# Data excerpts start
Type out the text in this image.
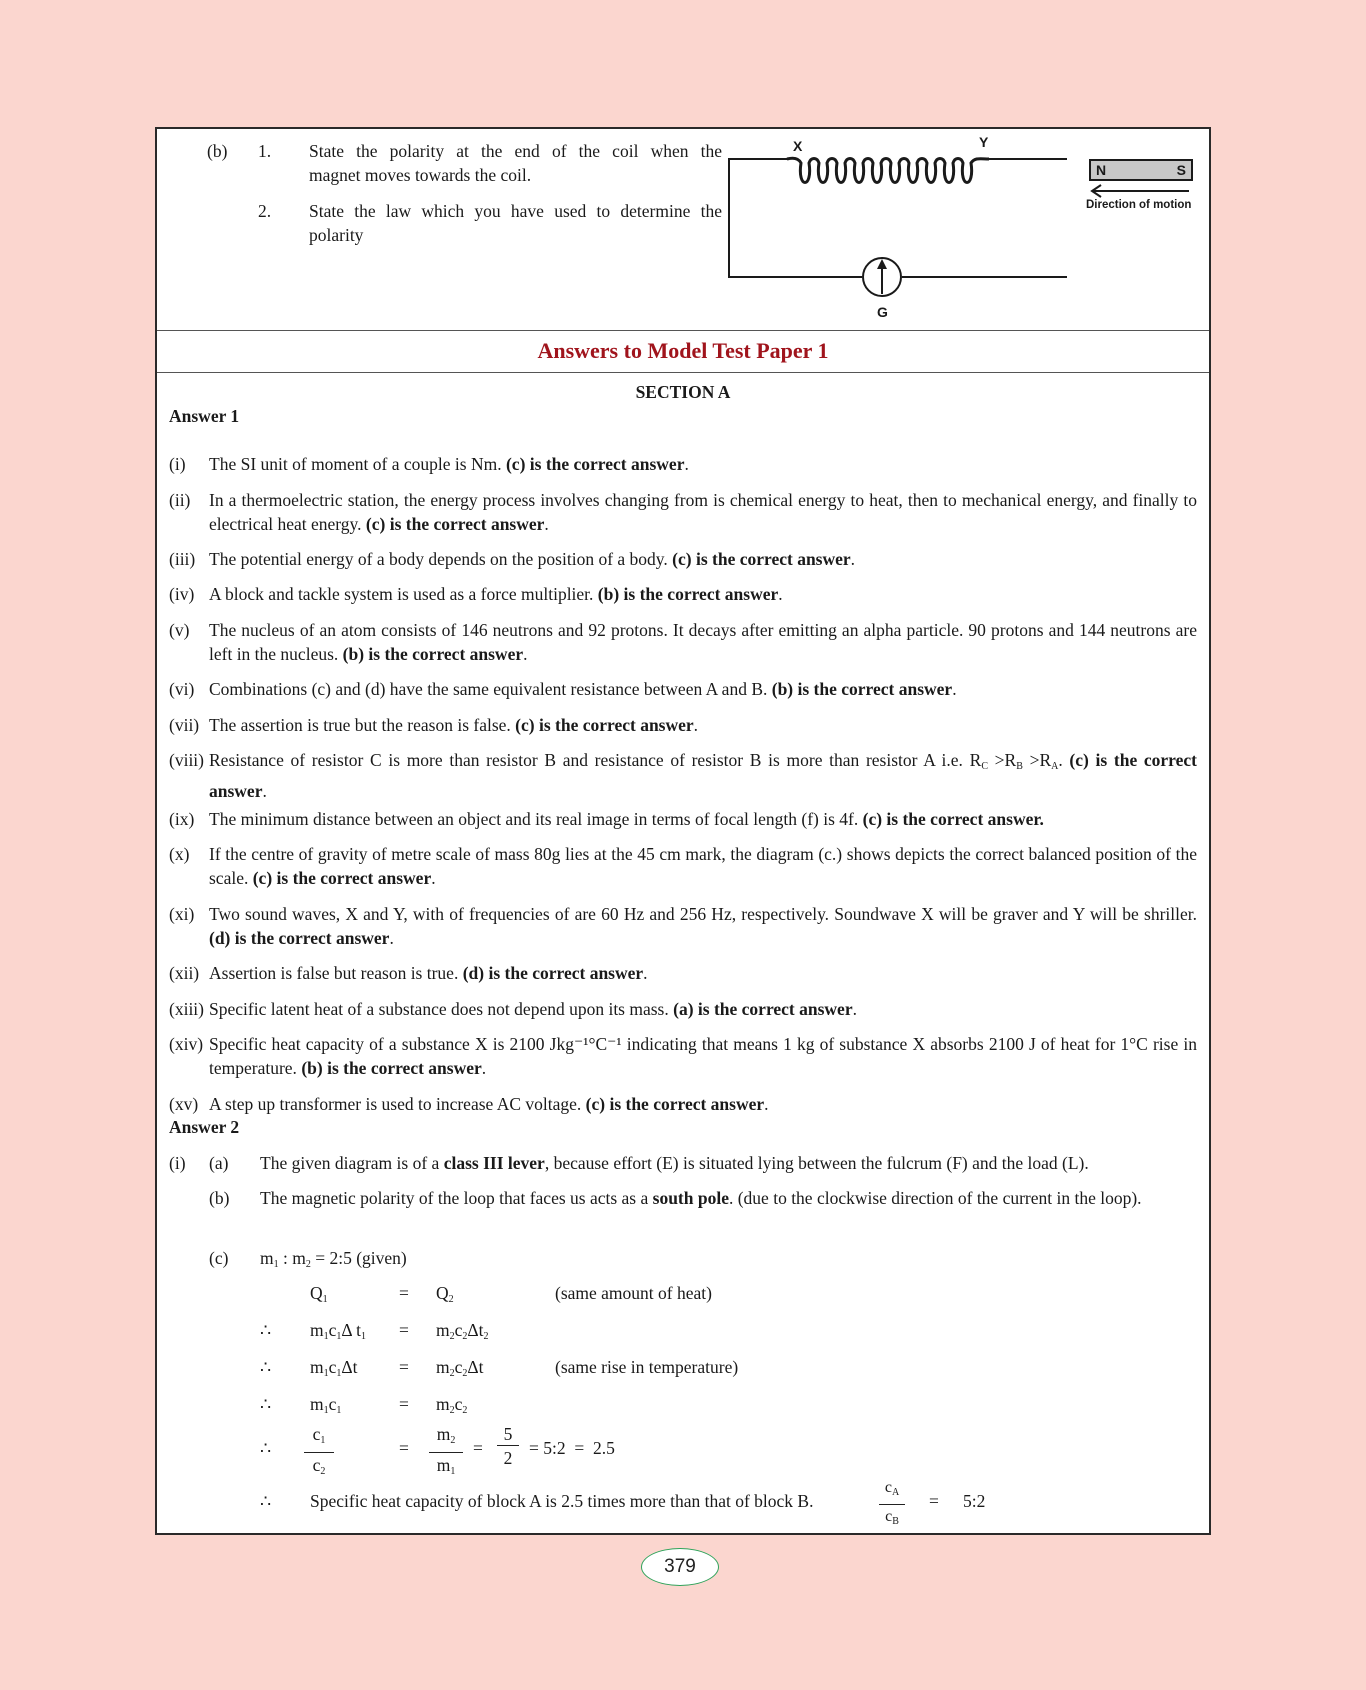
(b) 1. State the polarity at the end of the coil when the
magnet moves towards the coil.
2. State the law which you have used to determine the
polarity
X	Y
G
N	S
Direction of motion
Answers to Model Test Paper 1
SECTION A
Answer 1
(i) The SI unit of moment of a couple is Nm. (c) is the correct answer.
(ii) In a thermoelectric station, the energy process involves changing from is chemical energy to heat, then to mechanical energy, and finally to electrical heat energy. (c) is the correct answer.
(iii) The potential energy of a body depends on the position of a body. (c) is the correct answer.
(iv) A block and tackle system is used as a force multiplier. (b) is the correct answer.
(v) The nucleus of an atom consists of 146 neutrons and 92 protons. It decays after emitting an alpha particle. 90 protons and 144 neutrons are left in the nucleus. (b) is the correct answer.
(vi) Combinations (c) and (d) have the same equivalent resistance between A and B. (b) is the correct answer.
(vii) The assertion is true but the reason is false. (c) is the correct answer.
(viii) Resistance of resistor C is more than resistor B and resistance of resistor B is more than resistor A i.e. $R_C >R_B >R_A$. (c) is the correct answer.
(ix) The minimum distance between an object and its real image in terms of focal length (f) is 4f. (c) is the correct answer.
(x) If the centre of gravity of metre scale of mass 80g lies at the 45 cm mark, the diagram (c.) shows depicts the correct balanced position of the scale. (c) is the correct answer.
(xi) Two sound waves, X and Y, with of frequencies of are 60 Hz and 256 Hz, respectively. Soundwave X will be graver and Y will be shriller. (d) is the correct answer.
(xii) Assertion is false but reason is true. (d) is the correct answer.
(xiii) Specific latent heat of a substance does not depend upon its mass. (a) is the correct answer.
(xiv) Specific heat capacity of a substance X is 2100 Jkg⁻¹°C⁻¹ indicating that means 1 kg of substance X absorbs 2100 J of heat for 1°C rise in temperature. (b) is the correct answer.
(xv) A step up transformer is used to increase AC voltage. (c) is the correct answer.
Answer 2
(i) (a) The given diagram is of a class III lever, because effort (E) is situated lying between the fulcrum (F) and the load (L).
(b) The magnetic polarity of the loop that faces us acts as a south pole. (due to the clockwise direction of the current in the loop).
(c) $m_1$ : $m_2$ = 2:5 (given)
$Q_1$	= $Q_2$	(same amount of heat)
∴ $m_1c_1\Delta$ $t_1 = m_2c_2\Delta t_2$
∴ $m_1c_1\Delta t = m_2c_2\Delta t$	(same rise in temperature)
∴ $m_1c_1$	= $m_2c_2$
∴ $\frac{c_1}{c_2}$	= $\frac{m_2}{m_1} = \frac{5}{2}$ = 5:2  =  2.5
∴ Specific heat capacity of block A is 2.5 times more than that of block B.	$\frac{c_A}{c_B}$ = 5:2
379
# Data excerpts end
# Data excerpts start
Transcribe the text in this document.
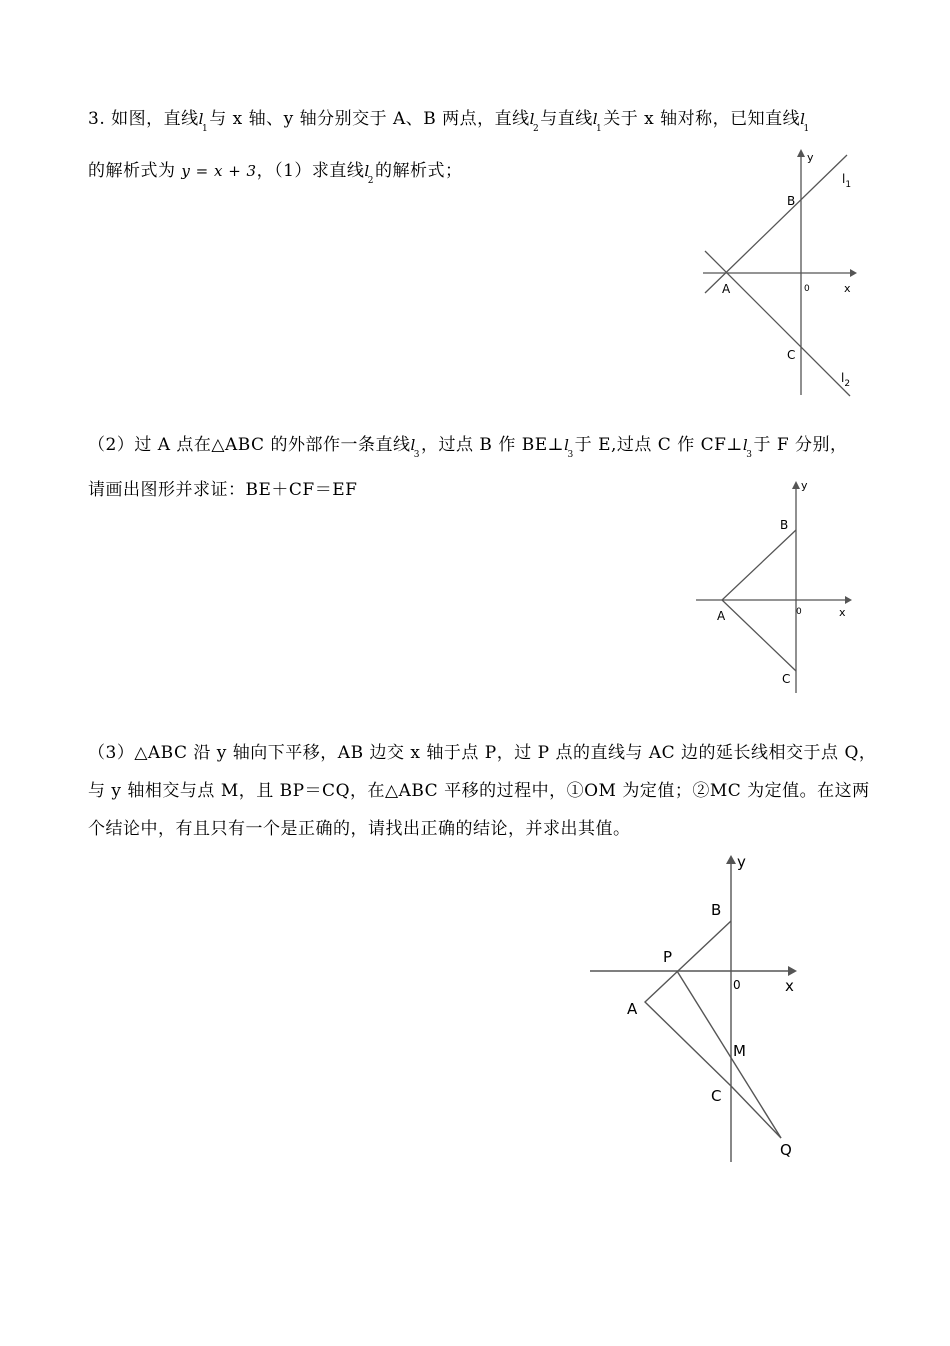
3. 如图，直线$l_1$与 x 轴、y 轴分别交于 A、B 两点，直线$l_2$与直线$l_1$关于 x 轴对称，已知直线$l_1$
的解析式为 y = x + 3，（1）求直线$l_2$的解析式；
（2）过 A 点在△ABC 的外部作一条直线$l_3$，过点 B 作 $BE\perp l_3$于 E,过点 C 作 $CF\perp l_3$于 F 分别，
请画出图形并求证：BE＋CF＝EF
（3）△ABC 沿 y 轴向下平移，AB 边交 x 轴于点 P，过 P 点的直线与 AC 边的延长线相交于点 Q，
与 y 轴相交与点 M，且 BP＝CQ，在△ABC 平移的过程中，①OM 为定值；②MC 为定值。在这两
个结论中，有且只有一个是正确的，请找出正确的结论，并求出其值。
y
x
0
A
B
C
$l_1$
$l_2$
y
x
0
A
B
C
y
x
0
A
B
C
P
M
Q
# Data excerpts end
- [Do this]: Report how many lines of the listing hold the word "than", with nothing but the number.

- [The result]: 2